▶ YOUR OBJECTIVE: Which lines below hold the word "aggiunto"? Copy all of them.

▶ Extracted data entries:
○ ○ ○ ○

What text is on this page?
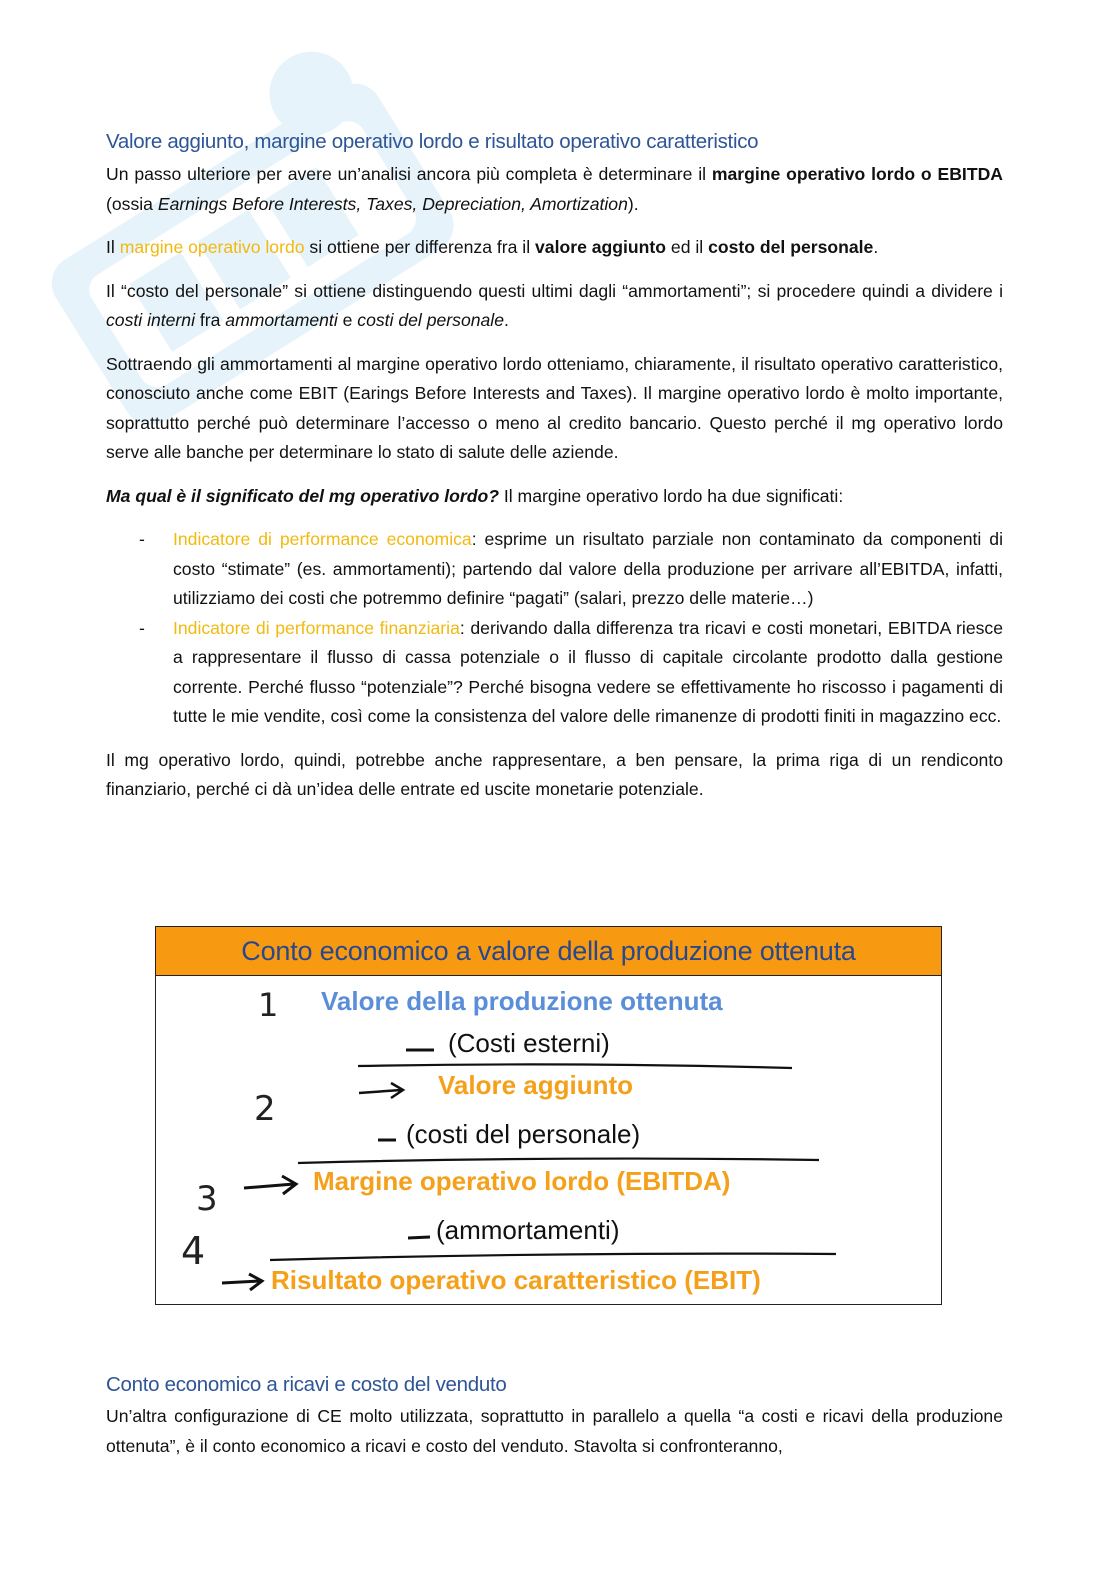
Valore aggiunto, margine operativo lordo e risultato operativo caratteristico

Un passo ulteriore per avere un’analisi ancora più completa è determinare il margine operativo lordo o EBITDA (ossia Earnings Before Interests, Taxes, Depreciation, Amortization).

Il margine operativo lordo si ottiene per differenza fra il valore aggiunto ed il costo del personale.

Il “costo del personale” si ottiene distinguendo questi ultimi dagli “ammortamenti”; si procedere quindi a dividere i costi interni fra ammortamenti e costi del personale.

Sottraendo gli ammortamenti al margine operativo lordo otteniamo, chiaramente, il risultato operativo caratteristico, conosciuto anche come EBIT (Earings Before Interests and Taxes). Il margine operativo lordo è molto importante, soprattutto perché può determinare l’accesso o meno al credito bancario. Questo perché il mg operativo lordo serve alle banche per determinare lo stato di salute delle aziende.

Ma qual è il significato del mg operativo lordo? Il margine operativo lordo ha due significati:

- Indicatore di performance economica: esprime un risultato parziale non contaminato da componenti di costo “stimate” (es. ammortamenti); partendo dal valore della produzione per arrivare all’EBITDA, infatti, utilizziamo dei costi che potremmo definire “pagati” (salari, prezzo delle materie…)
- Indicatore di performance finanziaria: derivando dalla differenza tra ricavi e costi monetari, EBITDA riesce a rappresentare il flusso di cassa potenziale o il flusso di capitale circolante prodotto dalla gestione corrente. Perché flusso “potenziale”? Perché bisogna vedere se effettivamente ho riscosso i pagamenti di tutte le mie vendite, così come la consistenza del valore delle rimanenze di prodotti finiti in magazzino ecc.

Il mg operativo lordo, quindi, potrebbe anche rappresentare, a ben pensare, la prima riga di un rendiconto finanziario, perché ci dà un’idea delle entrate ed uscite monetarie potenziale.

Conto economico a valore della produzione ottenuta
1
2
3
4
Valore della produzione ottenuta
(Costi esterni)
Valore aggiunto
(costi del personale)
Margine operativo lordo (EBITDA)
(ammortamenti)
Risultato operativo caratteristico (EBIT)
Conto economico a ricavi e costo del venduto

Un’altra configurazione di CE molto utilizzata, soprattutto in parallelo a quella “a costi e ricavi della produzione ottenuta”, è il conto economico a ricavi e costo del venduto. Stavolta si confronteranno,
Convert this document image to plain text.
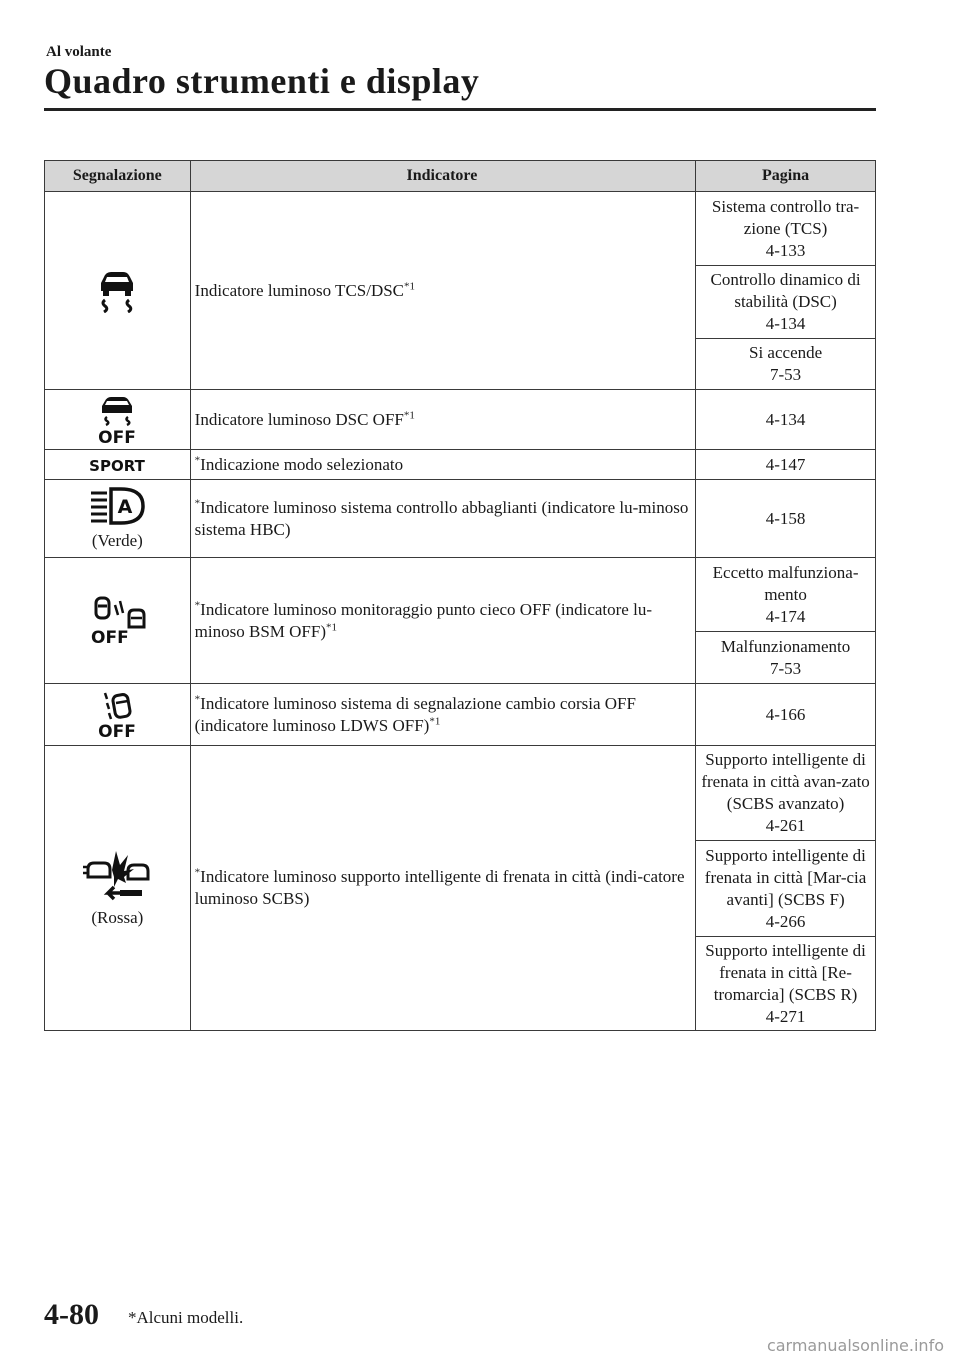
Al volante
Quadro strumenti e display
Segnalazione	Indicatore	Pagina

	Indicatore luminoso TCS/DSC$^{*1}$	Sistema controllo tra-zione (TCS)
4-133

		Controllo dinamico di stabilità (DSC)
4-134

		Si accende
7-53

OFF	Indicatore luminoso DSC OFF$^{*1}$	4-134

SPORT	*Indicazione modo selezionato	4-147

A
(Verde)	*Indicatore luminoso sistema controllo abbaglianti (indicatore lu-minoso sistema HBC)	4-158

OFF	*Indicatore luminoso monitoraggio punto cieco OFF (indicatore lu-minoso BSM OFF)$^{*1}$	Eccetto malfunziona-mento
4-174

		Malfunzionamento
7-53

OFF	*Indicatore luminoso sistema di segnalazione cambio corsia OFF (indicatore luminoso LDWS OFF)$^{*1}$	4-166

(Rossa)	*Indicatore luminoso supporto intelligente di frenata in città (indi-catore luminoso SCBS)	Supporto intelligente di frenata in città avan-zato (SCBS avanzato)
4-261

		Supporto intelligente di frenata in città [Mar-cia avanti] (SCBS F)
4-266

		Supporto intelligente di frenata in città [Re-tromarcia] (SCBS R)
4-271
4-80 *Alcuni modelli.
carmanualsonline.info
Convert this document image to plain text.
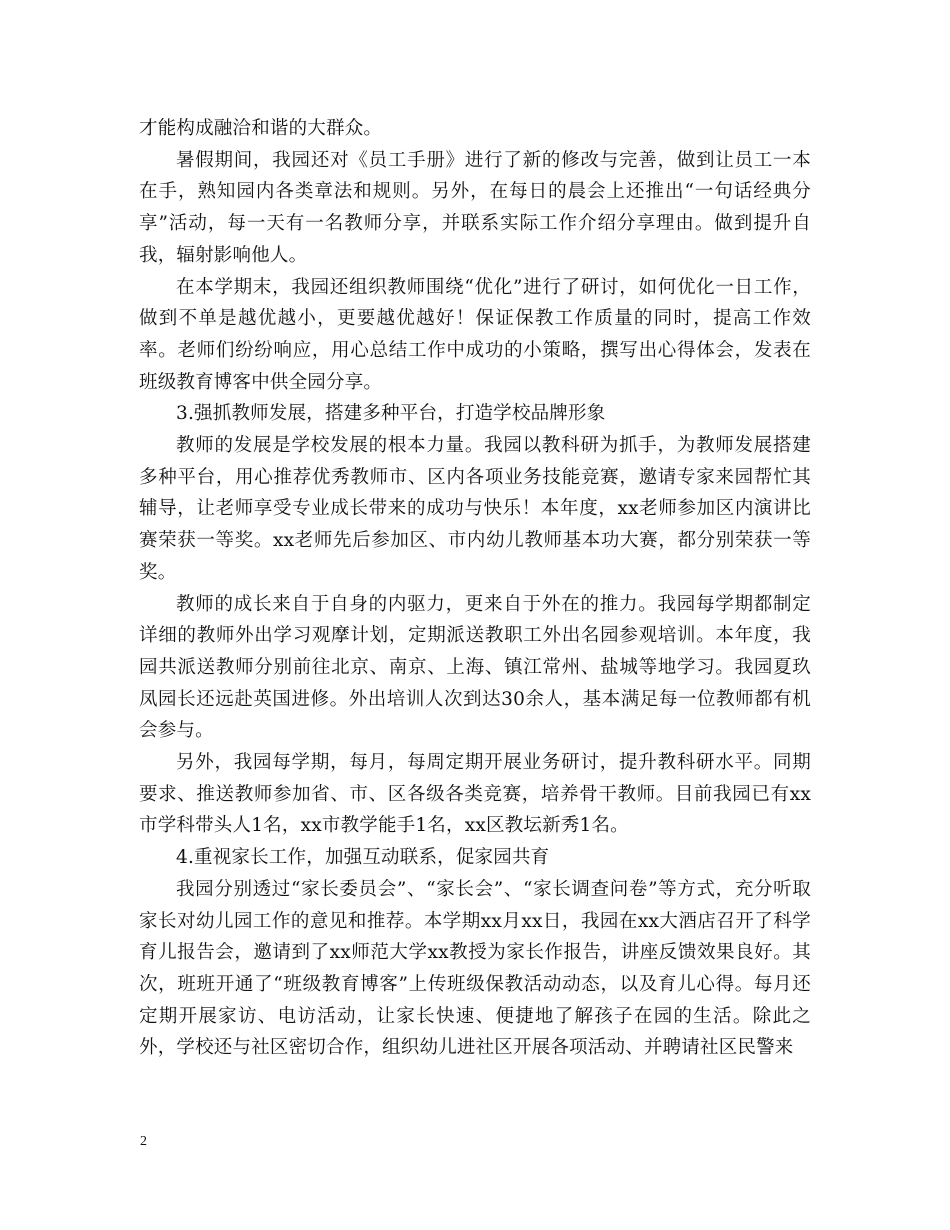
才能构成融洽和谐的大群众。

暑假期间，我园还对《员工手册》进行了新的修改与完善，做到让员工一本在手，熟知园内各类章法和规则。另外，在每日的晨会上还推出“一句话经典分享”活动，每一天有一名教师分享，并联系实际工作介绍分享理由。做到提升自我，辐射影响他人。

在本学期末，我园还组织教师围绕“优化”进行了研讨，如何优化一日工作，做到不单是越优越小，更要越优越好！保证保教工作质量的同时，提高工作效率。老师们纷纷响应，用心总结工作中成功的小策略，撰写出心得体会，发表在班级教育博客中供全园分享。

3.强抓教师发展，搭建多种平台，打造学校品牌形象

教师的发展是学校发展的根本力量。我园以教科研为抓手，为教师发展搭建多种平台，用心推荐优秀教师市、区内各项业务技能竞赛，邀请专家来园帮忙其辅导，让老师享受专业成长带来的成功与快乐！本年度，xx老师参加区内演讲比赛荣获一等奖。xx老师先后参加区、市内幼儿教师基本功大赛，都分别荣获一等奖。

教师的成长来自于自身的内驱力，更来自于外在的推力。我园每学期都制定详细的教师外出学习观摩计划，定期派送教职工外出名园参观培训。本年度，我园共派送教师分别前往北京、南京、上海、镇江常州、盐城等地学习。我园夏玖凤园长还远赴英国进修。外出培训人次到达30余人，基本满足每一位教师都有机会参与。

另外，我园每学期，每月，每周定期开展业务研讨，提升教科研水平。同期要求、推送教师参加省、市、区各级各类竞赛，培养骨干教师。目前我园已有xx市学科带头人1名，xx市教学能手1名，xx区教坛新秀1名。

4.重视家长工作，加强互动联系，促家园共育

我园分别透过“家长委员会”、“家长会”、“家长调查问卷”等方式，充分听取家长对幼儿园工作的意见和推荐。本学期xx月xx日，我园在xx大酒店召开了科学育儿报告会，邀请到了xx师范大学xx教授为家长作报告，讲座反馈效果良好。其次，班班开通了“班级教育博客”上传班级保教活动动态，以及育儿心得。每月还定期开展家访、电访活动，让家长快速、便捷地了解孩子在园的生活。除此之外，学校还与社区密切合作，组织幼儿进社区开展各项活动、并聘请社区民警来

2
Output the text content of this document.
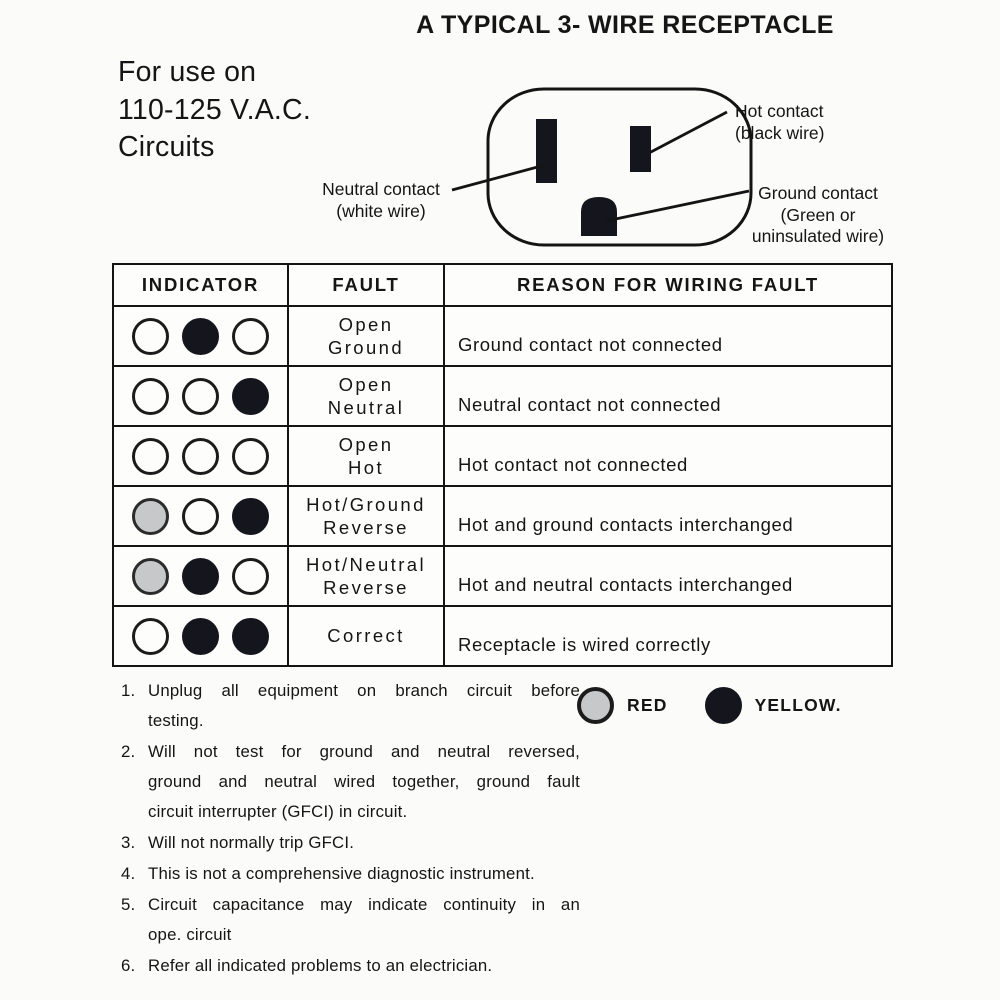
A TYPICAL 3- WIRE RECEPTACLE
For use on
110-125 V.A.C.
Circuits
Neutral contact
(white wire)
Hot contact
(black wire)
Ground contact
(Green or
uninsulated wire)
INDICATOR	FAULT	REASON FOR WIRING FAULT
Open
Ground	Ground contact not connected
Open
Neutral	Neutral contact not connected
Open
Hot	Hot contact not connected
Hot/Ground
Reverse	Hot and ground contacts interchanged
Hot/Neutral
Reverse	Hot and neutral contacts interchanged
Correct	Receptacle is wired correctly
RED	YELLOW.
1. Unplug all equipment on branch circuit before
testing.
2. Will not test for ground and neutral reversed,
ground and neutral wired together, ground fault
circuit interrupter (GFCI) in circuit.
3. Will not normally trip GFCI.
4. This is not a comprehensive diagnostic instrument.
5. Circuit capacitance may indicate continuity in an
ope. circuit
6. Refer all indicated problems to an electrician.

○ ○ ○ ○

▶ EXERCISE RESPONSE:
Valore aggiunto, margine operativo lordo e risultato operativo caratteristico
Il margine operativo lordo si ottiene per differenza fra il valore aggiunto ed il costo del personale.
Valore aggiunto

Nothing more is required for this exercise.